====== Data supplied
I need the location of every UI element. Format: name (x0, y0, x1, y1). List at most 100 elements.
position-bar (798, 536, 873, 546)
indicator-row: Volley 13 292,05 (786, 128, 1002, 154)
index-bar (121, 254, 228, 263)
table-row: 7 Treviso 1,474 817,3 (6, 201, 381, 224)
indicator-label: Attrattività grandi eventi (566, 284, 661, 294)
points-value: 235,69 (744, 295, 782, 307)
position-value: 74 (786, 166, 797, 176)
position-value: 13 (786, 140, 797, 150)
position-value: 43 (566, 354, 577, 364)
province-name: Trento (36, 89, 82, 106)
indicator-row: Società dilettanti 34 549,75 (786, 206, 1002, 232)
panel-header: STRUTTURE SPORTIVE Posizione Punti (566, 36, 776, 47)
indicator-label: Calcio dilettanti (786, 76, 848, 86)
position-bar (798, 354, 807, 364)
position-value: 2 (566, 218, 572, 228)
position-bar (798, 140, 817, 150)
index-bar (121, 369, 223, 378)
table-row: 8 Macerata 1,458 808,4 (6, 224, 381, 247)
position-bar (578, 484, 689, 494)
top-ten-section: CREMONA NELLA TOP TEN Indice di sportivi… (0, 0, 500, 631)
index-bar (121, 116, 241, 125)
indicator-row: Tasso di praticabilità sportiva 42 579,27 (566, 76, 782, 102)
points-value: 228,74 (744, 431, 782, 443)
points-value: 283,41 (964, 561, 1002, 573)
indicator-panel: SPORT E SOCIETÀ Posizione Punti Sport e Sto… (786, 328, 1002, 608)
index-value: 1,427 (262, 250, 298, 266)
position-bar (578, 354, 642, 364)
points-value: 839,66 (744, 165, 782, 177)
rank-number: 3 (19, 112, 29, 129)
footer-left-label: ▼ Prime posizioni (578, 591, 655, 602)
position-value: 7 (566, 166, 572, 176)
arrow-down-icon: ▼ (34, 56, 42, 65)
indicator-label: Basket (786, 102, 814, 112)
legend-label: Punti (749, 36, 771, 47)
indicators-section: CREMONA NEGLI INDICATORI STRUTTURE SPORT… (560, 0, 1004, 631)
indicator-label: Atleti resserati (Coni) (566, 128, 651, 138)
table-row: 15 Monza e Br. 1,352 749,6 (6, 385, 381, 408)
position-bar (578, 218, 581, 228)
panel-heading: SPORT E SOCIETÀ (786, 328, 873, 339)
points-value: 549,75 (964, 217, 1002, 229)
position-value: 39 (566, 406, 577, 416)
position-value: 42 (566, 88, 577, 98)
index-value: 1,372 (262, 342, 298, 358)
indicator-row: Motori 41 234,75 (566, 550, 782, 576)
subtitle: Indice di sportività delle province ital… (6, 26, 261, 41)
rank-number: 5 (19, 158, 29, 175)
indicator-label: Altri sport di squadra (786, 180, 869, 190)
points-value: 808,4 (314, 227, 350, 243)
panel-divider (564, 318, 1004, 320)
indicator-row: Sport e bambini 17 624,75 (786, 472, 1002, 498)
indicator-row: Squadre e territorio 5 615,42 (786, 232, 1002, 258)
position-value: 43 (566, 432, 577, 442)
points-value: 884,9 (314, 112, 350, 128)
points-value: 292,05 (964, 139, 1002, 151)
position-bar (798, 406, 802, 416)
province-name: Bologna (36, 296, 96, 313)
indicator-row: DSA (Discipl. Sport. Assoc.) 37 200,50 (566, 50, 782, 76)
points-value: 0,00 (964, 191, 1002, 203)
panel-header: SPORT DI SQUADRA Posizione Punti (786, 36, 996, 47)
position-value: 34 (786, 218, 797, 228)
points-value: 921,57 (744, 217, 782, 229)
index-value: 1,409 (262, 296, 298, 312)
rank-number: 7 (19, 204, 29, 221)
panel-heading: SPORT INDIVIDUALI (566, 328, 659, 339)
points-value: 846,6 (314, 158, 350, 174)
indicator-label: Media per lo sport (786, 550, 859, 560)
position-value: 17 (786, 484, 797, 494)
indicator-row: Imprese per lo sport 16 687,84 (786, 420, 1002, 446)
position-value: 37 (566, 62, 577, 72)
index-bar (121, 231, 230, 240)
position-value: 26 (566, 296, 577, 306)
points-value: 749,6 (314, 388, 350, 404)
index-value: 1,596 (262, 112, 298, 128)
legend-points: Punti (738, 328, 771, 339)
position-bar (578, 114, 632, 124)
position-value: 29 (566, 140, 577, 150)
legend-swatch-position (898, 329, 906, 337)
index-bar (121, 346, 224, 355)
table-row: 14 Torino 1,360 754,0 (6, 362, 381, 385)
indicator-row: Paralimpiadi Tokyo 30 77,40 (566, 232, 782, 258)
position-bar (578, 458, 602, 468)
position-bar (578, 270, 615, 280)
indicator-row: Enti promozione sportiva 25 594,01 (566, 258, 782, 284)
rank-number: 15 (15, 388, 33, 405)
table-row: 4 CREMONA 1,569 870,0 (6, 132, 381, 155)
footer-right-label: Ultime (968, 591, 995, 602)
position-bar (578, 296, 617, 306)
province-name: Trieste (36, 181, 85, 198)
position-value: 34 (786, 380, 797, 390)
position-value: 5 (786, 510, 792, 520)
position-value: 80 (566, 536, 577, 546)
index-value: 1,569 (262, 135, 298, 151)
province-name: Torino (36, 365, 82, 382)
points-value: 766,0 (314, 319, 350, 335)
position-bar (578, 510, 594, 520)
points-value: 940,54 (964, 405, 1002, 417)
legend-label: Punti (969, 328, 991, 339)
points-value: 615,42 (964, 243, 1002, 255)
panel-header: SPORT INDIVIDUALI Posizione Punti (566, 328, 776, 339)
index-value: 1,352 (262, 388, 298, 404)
============
• [Aim of the task] Reproduce all of these records line for line, without changing anything.

• [Worked answer]
I need the location of every UI element. Format: name (x0, y0, x1, y1). List at most 100 elements.
position-bar (798, 536, 873, 546)
indicator-row: Volley 13 292,05 (786, 128, 1002, 154)
index-bar (121, 254, 228, 263)
table-row: 7 Treviso 1,474 817,3 (6, 201, 381, 224)
indicator-label: Attrattività grandi eventi (566, 284, 661, 294)
points-value: 235,69 (744, 295, 782, 307)
position-value: 74 (786, 166, 797, 176)
position-value: 13 (786, 140, 797, 150)
position-value: 43 (566, 354, 577, 364)
province-name: Trento (36, 89, 82, 106)
indicator-row: Società dilettanti 34 549,75 (786, 206, 1002, 232)
panel-header: STRUTTURE SPORTIVE Posizione Punti (566, 36, 776, 47)
indicator-label: Calcio dilettanti (786, 76, 848, 86)
position-bar (798, 354, 807, 364)
position-value: 2 (566, 218, 572, 228)
position-bar (798, 140, 817, 150)
index-bar (121, 369, 223, 378)
table-row: 8 Macerata 1,458 808,4 (6, 224, 381, 247)
position-bar (578, 484, 689, 494)
top-ten-section: CREMONA NELLA TOP TEN Indice di sportivi… (0, 0, 500, 631)
index-bar (121, 116, 241, 125)
indicator-row: Tasso di praticabilità sportiva 42 579,27 (566, 76, 782, 102)
points-value: 228,74 (744, 431, 782, 443)
points-value: 283,41 (964, 561, 1002, 573)
indicator-panel: SPORT E SOCIETÀ Posizione Punti Sport e Sto… (786, 328, 1002, 608)
index-value: 1,427 (262, 250, 298, 266)
position-bar (578, 354, 642, 364)
points-value: 839,66 (744, 165, 782, 177)
rank-number: 3 (19, 112, 29, 129)
footer-left-label: ▼ Prime posizioni (578, 591, 655, 602)
position-value: 7 (566, 166, 572, 176)
arrow-down-icon: ▼ (34, 56, 42, 65)
indicator-label: Basket (786, 102, 814, 112)
legend-label: Punti (749, 36, 771, 47)
indicators-section: CREMONA NEGLI INDICATORI STRUTTURE SPORT… (560, 0, 1004, 631)
indicator-label: Atleti resserati (Coni) (566, 128, 651, 138)
table-row: 15 Monza e Br. 1,352 749,6 (6, 385, 381, 408)
position-bar (578, 218, 581, 228)
panel-heading: SPORT E SOCIETÀ (786, 328, 873, 339)
points-value: 549,75 (964, 217, 1002, 229)
position-value: 39 (566, 406, 577, 416)
position-value: 42 (566, 88, 577, 98)
index-value: 1,372 (262, 342, 298, 358)
indicator-row: Motori 41 234,75 (566, 550, 782, 576)
subtitle: Indice di sportività delle province ital… (6, 26, 261, 41)
rank-number: 5 (19, 158, 29, 175)
indicator-label: Altri sport di squadra (786, 180, 869, 190)
points-value: 808,4 (314, 227, 350, 243)
panel-divider (564, 318, 1004, 320)
indicator-row: Sport e bambini 17 624,75 (786, 472, 1002, 498)
indicator-row: Squadre e territorio 5 615,42 (786, 232, 1002, 258)
position-value: 43 (566, 432, 577, 442)
points-value: 884,9 (314, 112, 350, 128)
points-value: 292,05 (964, 139, 1002, 151)
position-bar (798, 406, 802, 416)
province-name: Bologna (36, 296, 96, 313)
indicator-row: DSA (Discipl. Sport. Assoc.) 37 200,50 (566, 50, 782, 76)
points-value: 0,00 (964, 191, 1002, 203)
panel-header: SPORT DI SQUADRA Posizione Punti (786, 36, 996, 47)
position-value: 34 (786, 218, 797, 228)
points-value: 921,57 (744, 217, 782, 229)
index-value: 1,409 (262, 296, 298, 312)
rank-number: 7 (19, 204, 29, 221)
panel-heading: SPORT INDIVIDUALI (566, 328, 659, 339)
points-value: 846,6 (314, 158, 350, 174)
indicator-label: Media per lo sport (786, 550, 859, 560)
position-value: 17 (786, 484, 797, 494)
indicator-row: Imprese per lo sport 16 687,84 (786, 420, 1002, 446)
position-value: 37 (566, 62, 577, 72)
index-bar (121, 231, 230, 240)
position-value: 26 (566, 296, 577, 306)
points-value: 749,6 (314, 388, 350, 404)
index-value: 1,596 (262, 112, 298, 128)
legend-points: Punti (738, 328, 771, 339)
position-bar (578, 114, 632, 124)
position-value: 29 (566, 140, 577, 150)
legend-swatch-position (898, 329, 906, 337)
index-bar (121, 346, 224, 355)
table-row: 14 Torino 1,360 754,0 (6, 362, 381, 385)
indicator-row: Paralimpiadi Tokyo 30 77,40 (566, 232, 782, 258)
position-bar (578, 458, 602, 468)
position-bar (578, 270, 615, 280)
indicator-row: Enti promozione sportiva 25 594,01 (566, 258, 782, 284)
rank-number: 15 (15, 388, 33, 405)
table-row: 4 CREMONA 1,569 870,0 (6, 132, 381, 155)
footer-right-label: Ultime (968, 591, 995, 602)
position-bar (578, 296, 617, 306)
province-name: Trieste (36, 181, 85, 198)
position-value: 34 (786, 380, 797, 390)
position-value: 5 (786, 510, 792, 520)
position-value: 80 (566, 536, 577, 546)
index-value: 1,569 (262, 135, 298, 151)
province-name: Torino (36, 365, 82, 382)
points-value: 766,0 (314, 319, 350, 335)
position-bar (578, 510, 594, 520)
points-value: 940,54 (964, 405, 1002, 417)
legend-label: Punti (969, 328, 991, 339)
points-value: 615,42 (964, 243, 1002, 255)
panel-header: SPORT INDIVIDUALI Posizione Punti (566, 328, 776, 339)
index-value: 1,352 (262, 388, 298, 404)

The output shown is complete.